§ **EXERCISE INSTRUCTIONS**
Copy each line below exactly and leave the pictures out.

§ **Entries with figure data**
☆ ☆ ☆

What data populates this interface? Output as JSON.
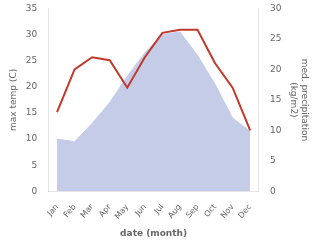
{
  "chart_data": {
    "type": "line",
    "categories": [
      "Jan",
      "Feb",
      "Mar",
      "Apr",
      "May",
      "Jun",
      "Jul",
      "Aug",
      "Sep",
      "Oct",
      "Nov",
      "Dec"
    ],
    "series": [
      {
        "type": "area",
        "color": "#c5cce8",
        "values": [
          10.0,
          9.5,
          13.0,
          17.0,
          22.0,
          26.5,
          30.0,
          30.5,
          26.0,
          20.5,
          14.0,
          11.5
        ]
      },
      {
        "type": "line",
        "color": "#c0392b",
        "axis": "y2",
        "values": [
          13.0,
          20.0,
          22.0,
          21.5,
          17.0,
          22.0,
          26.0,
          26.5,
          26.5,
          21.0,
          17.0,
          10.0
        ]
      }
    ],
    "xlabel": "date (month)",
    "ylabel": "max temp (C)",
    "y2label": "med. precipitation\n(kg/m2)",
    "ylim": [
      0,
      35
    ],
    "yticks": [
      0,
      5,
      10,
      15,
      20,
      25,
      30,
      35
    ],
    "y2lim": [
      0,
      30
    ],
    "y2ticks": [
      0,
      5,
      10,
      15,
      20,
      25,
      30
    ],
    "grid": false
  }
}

☆ ☆ ☆

§ **EXPECTED ANSWER**
What data populates this interface? Output as JSON.
{
  "chart_data": {
    "type": "line",
    "categories": [
      "Jan",
      "Feb",
      "Mar",
      "Apr",
      "May",
      "Jun",
      "Jul",
      "Aug",
      "Sep",
      "Oct",
      "Nov",
      "Dec"
    ],
    "series": [
      {
        "type": "area",
        "color": "#c5cce8",
        "values": [
          10.0,
          9.5,
          13.0,
          17.0,
          22.0,
          26.5,
          30.0,
          30.5,
          26.0,
          20.5,
          14.0,
          11.5
        ]
      },
      {
        "type": "line",
        "color": "#c0392b",
        "axis": "y2",
        "values": [
          13.0,
          20.0,
          22.0,
          21.5,
          17.0,
          22.0,
          26.0,
          26.5,
          26.5,
          21.0,
          17.0,
          10.0
        ]
      }
    ],
    "xlabel": "date (month)",
    "ylabel": "max temp (C)",
    "y2label": "med. precipitation\n(kg/m2)",
    "ylim": [
      0,
      35
    ],
    "yticks": [
      0,
      5,
      10,
      15,
      20,
      25,
      30,
      35
    ],
    "y2lim": [
      0,
      30
    ],
    "y2ticks": [
      0,
      5,
      10,
      15,
      20,
      25,
      30
    ],
    "grid": false
  }
}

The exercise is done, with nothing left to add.